All the data should be repeated exactly. Any image in it is left out.

○ ○ ○

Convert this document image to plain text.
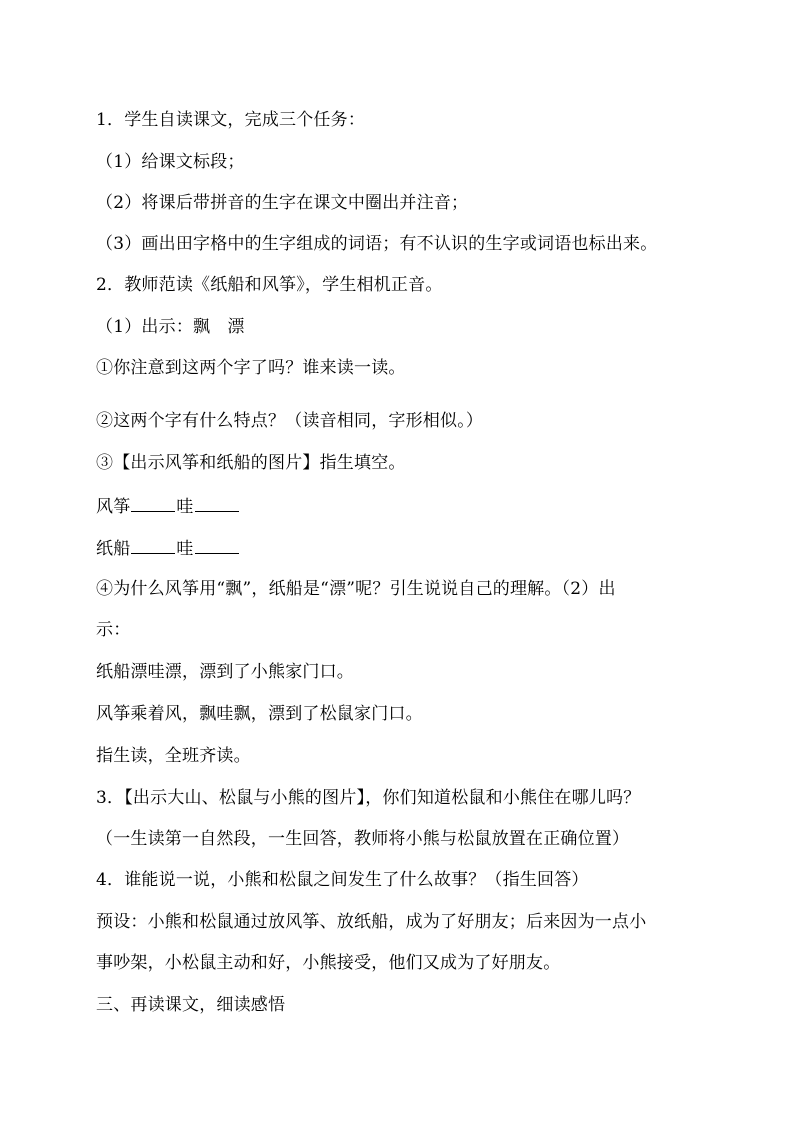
1．学生自读课文，完成三个任务：
（1）给课文标段；
（2）将课后带拼音的生字在课文中圈出并注音；
（3）画出田字格中的生字组成的词语；有不认识的生字或词语也标出来。
2．教师范读《纸船和风筝》，学生相机正音。
（1）出示：飘　漂
①你注意到这两个字了吗？谁来读一读。
②这两个字有什么特点？（读音相同，字形相似。）
③【出示风筝和纸船的图片】指生填空。
风筝	哇
纸船	哇
④为什么风筝用“飘”，纸船是“漂”呢？引生说说自己的理解。（2）出
示：
纸船漂哇漂，漂到了小熊家门口。
风筝乘着风，飘哇飘，漂到了松鼠家门口。
指生读，全班齐读。
3．【出示大山、松鼠与小熊的图片】，你们知道松鼠和小熊住在哪儿吗？
（一生读第一自然段，一生回答，教师将小熊与松鼠放置在正确位置）
4．谁能说一说，小熊和松鼠之间发生了什么故事？（指生回答）
预设：小熊和松鼠通过放风筝、放纸船，成为了好朋友；后来因为一点小
事吵架，小松鼠主动和好，小熊接受，他们又成为了好朋友。
三、再读课文，细读感悟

○ ○ ○

» Response:
Convert this document image to plain text.
1．学生自读课文，完成三个任务：
（1）给课文标段；
（2）将课后带拼音的生字在课文中圈出并注音；
（3）画出田字格中的生字组成的词语；有不认识的生字或词语也标出来。
2．教师范读《纸船和风筝》，学生相机正音。
（1）出示：飘　漂
①你注意到这两个字了吗？谁来读一读。
②这两个字有什么特点？（读音相同，字形相似。）
③【出示风筝和纸船的图片】指生填空。
风筝	哇
纸船	哇
④为什么风筝用“飘”，纸船是“漂”呢？引生说说自己的理解。（2）出
示：
纸船漂哇漂，漂到了小熊家门口。
风筝乘着风，飘哇飘，漂到了松鼠家门口。
指生读，全班齐读。
3．【出示大山、松鼠与小熊的图片】，你们知道松鼠和小熊住在哪儿吗？
（一生读第一自然段，一生回答，教师将小熊与松鼠放置在正确位置）
4．谁能说一说，小熊和松鼠之间发生了什么故事？（指生回答）
预设：小熊和松鼠通过放风筝、放纸船，成为了好朋友；后来因为一点小
事吵架，小松鼠主动和好，小熊接受，他们又成为了好朋友。
三、再读课文，细读感悟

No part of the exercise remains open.